> Stored items
┄┄┄┄┄┄┄┄┄┄┄┄┄┄┄┄┄┄┄┄

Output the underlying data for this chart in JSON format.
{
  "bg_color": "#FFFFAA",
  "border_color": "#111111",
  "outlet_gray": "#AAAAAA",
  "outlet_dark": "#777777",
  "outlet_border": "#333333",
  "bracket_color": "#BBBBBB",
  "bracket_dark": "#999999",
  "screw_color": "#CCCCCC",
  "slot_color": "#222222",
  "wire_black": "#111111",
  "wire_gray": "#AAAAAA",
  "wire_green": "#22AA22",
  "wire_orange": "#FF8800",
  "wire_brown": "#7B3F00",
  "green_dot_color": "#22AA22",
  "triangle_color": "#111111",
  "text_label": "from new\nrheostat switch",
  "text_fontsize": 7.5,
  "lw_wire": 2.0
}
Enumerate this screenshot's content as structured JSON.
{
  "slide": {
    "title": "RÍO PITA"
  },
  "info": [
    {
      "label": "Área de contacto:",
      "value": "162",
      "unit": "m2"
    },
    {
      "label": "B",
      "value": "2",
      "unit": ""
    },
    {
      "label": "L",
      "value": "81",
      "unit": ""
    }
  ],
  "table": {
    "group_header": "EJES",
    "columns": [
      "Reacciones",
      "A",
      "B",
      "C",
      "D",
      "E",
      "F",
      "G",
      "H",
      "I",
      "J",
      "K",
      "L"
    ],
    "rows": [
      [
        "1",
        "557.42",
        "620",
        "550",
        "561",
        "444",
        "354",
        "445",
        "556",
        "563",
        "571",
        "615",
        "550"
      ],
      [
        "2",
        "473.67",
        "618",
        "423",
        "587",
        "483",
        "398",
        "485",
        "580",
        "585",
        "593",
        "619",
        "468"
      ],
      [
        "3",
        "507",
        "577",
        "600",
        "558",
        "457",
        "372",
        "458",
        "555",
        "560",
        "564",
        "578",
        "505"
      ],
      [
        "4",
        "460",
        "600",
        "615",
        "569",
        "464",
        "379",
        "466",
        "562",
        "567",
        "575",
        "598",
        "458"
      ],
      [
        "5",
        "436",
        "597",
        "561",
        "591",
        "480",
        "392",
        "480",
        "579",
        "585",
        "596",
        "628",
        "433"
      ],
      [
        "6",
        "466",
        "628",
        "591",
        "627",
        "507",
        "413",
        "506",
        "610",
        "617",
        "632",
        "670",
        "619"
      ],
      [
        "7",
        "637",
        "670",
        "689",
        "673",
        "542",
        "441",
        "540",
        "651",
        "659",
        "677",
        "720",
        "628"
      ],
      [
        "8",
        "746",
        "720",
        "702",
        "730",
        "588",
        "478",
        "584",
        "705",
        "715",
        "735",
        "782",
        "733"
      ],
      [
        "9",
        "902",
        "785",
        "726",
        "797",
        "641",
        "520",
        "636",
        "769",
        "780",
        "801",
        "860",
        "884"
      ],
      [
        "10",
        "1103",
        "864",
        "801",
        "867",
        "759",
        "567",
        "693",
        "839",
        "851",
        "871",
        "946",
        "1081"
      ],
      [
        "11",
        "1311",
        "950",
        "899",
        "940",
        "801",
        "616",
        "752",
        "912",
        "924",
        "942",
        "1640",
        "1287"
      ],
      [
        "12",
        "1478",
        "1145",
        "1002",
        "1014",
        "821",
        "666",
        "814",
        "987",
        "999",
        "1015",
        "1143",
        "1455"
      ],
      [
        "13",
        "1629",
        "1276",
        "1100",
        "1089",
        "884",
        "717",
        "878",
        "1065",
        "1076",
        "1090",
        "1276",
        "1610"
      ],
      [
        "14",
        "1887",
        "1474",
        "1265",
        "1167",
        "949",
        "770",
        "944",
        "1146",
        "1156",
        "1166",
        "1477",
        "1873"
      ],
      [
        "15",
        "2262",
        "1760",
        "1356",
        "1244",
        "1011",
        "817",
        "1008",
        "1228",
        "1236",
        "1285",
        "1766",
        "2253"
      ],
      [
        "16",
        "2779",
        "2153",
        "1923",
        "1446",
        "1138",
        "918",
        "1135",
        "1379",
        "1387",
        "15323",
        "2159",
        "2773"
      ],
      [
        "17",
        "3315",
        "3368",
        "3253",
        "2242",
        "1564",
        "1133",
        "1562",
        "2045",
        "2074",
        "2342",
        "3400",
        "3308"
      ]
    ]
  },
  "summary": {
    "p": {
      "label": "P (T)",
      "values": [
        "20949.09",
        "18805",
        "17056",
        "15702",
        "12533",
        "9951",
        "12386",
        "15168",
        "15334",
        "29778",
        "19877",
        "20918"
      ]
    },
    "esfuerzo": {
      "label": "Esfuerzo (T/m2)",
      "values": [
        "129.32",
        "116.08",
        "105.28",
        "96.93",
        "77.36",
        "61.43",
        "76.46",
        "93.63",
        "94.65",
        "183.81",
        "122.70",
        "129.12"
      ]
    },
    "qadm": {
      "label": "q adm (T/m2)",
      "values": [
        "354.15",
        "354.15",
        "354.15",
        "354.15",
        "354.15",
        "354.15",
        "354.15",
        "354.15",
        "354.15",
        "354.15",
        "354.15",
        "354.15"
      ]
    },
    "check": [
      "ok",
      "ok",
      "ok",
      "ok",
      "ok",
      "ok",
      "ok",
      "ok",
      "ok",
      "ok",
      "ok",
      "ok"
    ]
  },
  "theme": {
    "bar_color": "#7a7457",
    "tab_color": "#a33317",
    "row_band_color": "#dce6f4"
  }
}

┄┄┄┄┄┄┄┄┄┄┄┄┄┄┄┄┄┄┄┄

> AIM
What is the number of lines that hold the string "AAAAAA"? Reply with that number alone.

> EXERCISE ANSWER
2